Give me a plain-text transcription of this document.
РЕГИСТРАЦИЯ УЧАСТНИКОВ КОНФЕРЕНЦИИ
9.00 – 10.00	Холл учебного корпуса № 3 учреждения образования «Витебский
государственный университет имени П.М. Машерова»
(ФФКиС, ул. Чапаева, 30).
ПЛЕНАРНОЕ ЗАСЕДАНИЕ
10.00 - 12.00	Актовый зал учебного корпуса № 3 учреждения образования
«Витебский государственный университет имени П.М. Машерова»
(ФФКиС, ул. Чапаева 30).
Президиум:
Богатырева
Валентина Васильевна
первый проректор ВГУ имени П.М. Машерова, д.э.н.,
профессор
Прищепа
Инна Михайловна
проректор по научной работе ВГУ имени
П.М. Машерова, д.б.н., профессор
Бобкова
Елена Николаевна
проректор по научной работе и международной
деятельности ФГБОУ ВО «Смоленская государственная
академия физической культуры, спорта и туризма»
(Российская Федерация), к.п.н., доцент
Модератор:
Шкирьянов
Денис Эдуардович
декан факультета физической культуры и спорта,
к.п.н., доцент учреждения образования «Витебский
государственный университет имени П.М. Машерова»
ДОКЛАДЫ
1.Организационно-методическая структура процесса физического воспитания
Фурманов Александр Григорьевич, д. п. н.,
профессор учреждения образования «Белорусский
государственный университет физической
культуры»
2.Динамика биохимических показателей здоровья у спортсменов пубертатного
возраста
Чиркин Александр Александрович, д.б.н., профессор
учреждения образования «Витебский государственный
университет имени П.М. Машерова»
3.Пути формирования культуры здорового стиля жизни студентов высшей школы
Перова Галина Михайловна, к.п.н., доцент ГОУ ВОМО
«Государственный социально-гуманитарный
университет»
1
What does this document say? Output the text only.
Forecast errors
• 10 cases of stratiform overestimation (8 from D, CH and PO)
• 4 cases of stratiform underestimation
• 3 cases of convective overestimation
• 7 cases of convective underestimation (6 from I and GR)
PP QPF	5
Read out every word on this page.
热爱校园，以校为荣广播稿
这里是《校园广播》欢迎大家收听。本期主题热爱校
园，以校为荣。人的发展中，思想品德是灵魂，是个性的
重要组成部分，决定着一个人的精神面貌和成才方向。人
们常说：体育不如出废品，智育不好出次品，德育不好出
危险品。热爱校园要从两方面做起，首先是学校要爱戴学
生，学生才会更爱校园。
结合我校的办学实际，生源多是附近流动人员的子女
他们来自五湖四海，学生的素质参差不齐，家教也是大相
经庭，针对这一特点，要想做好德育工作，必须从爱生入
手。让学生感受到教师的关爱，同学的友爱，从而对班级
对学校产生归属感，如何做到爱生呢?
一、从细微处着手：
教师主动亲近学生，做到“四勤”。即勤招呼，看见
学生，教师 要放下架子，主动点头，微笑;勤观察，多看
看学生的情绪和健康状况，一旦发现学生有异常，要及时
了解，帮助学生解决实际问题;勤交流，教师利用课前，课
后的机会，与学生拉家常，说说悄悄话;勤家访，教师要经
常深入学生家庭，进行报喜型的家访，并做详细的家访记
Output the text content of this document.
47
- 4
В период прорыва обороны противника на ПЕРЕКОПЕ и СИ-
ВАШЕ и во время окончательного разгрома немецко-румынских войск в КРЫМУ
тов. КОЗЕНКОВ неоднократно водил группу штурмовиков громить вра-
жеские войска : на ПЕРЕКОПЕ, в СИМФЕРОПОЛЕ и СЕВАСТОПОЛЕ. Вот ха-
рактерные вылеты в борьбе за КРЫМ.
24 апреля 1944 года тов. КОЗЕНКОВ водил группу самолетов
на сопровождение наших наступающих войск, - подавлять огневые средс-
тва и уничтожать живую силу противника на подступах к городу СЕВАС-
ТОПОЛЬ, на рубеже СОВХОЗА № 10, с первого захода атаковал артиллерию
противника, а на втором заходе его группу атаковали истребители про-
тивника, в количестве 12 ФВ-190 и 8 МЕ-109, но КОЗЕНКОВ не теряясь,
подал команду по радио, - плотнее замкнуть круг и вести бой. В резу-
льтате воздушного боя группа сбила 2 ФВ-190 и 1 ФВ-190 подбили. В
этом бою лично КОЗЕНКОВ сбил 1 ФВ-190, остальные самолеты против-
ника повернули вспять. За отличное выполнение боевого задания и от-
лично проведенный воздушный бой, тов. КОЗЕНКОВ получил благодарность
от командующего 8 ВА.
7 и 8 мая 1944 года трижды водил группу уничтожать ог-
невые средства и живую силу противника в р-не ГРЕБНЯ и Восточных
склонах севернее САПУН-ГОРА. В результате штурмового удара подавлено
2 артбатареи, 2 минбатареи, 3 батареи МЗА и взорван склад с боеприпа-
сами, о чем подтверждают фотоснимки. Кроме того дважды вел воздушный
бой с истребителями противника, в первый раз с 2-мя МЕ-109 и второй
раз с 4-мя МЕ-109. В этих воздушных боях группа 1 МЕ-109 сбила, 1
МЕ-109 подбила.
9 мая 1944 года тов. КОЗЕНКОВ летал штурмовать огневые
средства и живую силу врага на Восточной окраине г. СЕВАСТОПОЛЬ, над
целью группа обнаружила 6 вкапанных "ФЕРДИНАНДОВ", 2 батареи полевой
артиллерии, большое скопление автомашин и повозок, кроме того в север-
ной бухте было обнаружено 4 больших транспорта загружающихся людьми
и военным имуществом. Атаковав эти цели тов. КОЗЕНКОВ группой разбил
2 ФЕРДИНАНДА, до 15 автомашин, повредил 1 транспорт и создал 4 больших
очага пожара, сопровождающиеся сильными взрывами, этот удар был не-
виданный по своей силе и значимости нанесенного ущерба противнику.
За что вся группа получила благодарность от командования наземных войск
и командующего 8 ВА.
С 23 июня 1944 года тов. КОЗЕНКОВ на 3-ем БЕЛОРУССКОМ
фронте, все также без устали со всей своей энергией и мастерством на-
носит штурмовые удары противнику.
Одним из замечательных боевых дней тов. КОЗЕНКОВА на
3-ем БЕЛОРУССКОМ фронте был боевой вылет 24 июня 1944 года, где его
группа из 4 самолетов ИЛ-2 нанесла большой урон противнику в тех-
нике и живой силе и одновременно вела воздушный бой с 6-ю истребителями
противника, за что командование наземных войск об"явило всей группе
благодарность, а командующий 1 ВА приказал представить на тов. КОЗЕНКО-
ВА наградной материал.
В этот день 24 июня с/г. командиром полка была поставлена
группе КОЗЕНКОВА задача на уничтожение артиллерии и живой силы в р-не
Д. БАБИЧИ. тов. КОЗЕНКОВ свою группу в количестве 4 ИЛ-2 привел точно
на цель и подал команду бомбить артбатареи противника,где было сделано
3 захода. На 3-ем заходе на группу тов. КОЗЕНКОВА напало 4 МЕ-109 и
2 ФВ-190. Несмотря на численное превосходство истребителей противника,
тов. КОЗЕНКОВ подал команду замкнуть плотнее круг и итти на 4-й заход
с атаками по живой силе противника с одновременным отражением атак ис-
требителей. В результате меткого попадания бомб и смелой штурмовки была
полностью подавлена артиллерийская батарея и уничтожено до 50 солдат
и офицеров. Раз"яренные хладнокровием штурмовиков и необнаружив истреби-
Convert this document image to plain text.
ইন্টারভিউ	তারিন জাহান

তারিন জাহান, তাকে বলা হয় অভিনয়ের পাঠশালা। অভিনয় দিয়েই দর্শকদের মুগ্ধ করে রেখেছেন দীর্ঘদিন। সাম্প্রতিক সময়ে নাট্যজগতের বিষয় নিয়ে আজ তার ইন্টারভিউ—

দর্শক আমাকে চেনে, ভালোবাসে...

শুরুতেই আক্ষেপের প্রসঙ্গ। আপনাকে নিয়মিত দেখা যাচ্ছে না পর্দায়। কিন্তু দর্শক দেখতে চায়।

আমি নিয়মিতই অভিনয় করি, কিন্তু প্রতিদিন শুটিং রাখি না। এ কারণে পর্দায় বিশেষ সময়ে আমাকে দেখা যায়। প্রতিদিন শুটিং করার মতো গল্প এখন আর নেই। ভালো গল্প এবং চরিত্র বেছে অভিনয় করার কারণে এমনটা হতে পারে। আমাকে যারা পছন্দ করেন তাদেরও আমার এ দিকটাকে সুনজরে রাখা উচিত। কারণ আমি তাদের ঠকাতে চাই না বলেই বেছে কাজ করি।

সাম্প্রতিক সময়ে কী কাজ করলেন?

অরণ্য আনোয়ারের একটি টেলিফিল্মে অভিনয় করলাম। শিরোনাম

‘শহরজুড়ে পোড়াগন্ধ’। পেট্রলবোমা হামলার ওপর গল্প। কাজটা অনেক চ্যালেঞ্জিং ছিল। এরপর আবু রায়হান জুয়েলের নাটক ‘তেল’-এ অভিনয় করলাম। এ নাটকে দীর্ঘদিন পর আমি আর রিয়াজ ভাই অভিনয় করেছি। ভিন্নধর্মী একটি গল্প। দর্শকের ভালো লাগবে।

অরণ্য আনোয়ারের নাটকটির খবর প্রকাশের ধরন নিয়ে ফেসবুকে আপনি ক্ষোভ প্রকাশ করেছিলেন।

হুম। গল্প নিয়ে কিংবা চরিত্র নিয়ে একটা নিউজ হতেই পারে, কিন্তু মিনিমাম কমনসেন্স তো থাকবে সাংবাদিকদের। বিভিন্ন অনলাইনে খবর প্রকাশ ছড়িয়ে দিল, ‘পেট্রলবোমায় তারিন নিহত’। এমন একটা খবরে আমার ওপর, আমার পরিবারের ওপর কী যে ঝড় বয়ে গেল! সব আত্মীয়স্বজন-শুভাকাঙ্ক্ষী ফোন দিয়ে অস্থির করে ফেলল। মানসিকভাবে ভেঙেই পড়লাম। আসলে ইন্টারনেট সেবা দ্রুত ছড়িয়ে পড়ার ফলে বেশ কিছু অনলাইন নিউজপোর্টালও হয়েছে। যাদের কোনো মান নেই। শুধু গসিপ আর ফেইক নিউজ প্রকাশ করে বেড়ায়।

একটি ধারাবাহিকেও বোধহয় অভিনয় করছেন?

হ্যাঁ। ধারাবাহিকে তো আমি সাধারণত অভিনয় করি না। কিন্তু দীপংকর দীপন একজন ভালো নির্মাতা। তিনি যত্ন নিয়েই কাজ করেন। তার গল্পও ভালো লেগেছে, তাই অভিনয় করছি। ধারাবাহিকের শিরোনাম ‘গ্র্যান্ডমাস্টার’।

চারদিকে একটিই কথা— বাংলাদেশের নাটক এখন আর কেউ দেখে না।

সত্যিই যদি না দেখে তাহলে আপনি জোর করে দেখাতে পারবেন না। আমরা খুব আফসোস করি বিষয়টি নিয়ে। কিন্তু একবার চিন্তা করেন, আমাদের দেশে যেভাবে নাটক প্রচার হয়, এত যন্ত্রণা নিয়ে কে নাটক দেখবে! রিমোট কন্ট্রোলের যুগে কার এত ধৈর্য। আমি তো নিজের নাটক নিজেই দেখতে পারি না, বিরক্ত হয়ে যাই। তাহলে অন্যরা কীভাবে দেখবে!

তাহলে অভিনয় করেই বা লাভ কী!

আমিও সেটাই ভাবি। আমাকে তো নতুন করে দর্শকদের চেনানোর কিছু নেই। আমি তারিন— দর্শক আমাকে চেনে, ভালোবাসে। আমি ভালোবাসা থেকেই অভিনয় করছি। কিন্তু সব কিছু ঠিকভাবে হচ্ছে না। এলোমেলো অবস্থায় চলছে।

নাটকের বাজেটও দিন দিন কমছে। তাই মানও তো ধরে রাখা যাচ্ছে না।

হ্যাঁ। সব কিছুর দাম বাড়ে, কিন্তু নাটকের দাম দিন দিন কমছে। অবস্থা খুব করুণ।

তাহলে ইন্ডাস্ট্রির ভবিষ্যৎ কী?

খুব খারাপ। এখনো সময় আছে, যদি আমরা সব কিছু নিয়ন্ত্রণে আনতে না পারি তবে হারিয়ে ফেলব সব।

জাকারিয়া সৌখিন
____________
→ **What to work on**: Where does the word "артбатареи" appear in the listing? List each line that holds it.

→ **Expected answer**:
2 артбатареи, 2 минбатареи, 3 батареи МЗА и взорван склад с боеприпа-
на цель и подал команду бомбить артбатареи противника,где было сделано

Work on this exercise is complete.